> _Given request_: Search the records that follow and extract every line containing the string "about".

[Material for this task start]

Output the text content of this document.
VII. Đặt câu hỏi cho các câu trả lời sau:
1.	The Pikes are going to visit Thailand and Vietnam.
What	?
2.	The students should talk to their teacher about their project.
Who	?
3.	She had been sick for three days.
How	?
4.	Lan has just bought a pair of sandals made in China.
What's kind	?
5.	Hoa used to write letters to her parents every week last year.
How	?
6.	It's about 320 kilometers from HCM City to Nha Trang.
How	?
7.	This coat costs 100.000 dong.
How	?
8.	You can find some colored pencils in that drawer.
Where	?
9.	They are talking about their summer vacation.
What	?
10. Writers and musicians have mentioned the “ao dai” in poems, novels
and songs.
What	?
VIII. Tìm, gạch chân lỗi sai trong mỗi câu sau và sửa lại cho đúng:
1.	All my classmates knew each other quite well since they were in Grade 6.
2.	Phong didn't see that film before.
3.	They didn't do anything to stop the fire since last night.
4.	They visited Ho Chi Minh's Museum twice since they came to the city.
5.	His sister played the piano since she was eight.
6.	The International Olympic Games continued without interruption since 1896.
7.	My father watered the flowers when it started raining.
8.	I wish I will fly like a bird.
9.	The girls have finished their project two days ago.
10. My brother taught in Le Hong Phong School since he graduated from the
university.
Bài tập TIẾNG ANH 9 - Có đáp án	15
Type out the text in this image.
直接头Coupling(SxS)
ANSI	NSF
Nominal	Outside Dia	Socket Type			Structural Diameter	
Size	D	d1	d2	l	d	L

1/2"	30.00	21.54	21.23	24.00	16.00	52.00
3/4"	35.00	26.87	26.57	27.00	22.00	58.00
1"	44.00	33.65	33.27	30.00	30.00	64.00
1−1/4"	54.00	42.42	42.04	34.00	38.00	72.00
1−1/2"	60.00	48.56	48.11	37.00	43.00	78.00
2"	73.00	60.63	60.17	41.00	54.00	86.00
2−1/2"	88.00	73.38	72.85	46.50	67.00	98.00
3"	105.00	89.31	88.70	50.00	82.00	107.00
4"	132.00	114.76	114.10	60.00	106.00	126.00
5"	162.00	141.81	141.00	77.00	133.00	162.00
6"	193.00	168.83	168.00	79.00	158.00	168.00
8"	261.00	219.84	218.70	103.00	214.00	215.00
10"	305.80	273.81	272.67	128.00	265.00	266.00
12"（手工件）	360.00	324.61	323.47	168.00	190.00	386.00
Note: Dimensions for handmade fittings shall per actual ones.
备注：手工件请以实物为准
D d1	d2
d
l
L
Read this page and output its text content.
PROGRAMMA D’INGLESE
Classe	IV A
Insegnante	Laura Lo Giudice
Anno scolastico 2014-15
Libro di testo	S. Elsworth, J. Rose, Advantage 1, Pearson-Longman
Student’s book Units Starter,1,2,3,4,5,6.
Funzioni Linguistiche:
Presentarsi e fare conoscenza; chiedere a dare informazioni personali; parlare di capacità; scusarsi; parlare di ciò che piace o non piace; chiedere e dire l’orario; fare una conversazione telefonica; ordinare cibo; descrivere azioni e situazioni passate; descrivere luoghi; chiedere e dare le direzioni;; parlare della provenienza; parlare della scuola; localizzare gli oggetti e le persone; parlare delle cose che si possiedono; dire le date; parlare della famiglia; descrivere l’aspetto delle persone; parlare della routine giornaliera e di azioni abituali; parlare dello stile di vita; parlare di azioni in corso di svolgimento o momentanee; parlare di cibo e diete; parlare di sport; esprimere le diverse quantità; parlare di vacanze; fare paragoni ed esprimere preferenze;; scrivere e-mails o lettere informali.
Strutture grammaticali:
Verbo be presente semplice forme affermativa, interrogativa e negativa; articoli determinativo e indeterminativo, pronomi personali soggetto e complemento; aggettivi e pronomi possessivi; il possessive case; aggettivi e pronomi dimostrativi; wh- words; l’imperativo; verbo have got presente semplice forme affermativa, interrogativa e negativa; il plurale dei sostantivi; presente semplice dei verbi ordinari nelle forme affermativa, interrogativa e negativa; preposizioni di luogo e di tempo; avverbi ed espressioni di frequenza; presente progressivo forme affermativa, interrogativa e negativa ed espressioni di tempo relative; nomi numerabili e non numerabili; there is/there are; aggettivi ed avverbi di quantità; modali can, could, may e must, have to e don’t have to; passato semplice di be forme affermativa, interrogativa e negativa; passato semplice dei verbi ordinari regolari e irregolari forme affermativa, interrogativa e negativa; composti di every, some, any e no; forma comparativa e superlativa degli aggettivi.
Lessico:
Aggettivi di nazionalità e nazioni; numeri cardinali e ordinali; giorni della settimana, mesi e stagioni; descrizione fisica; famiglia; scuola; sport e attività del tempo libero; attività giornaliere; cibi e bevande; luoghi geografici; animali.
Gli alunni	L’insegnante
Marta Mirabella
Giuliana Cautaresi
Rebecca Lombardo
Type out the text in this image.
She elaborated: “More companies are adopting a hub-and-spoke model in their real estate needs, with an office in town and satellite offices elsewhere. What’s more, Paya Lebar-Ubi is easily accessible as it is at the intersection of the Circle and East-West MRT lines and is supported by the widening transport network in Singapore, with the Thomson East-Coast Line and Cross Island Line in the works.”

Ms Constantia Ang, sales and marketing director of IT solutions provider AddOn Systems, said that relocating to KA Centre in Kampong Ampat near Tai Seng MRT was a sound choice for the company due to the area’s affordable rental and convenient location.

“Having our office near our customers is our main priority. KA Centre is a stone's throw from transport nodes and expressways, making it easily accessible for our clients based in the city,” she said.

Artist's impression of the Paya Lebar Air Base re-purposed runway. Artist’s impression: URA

[Material for this task end]

> _Complete answer_:
2.	The students should talk to their teacher about their project.
6.	It's about 320 kilometers from HCM City to Nha Trang.
9.	They are talking about their summer vacation.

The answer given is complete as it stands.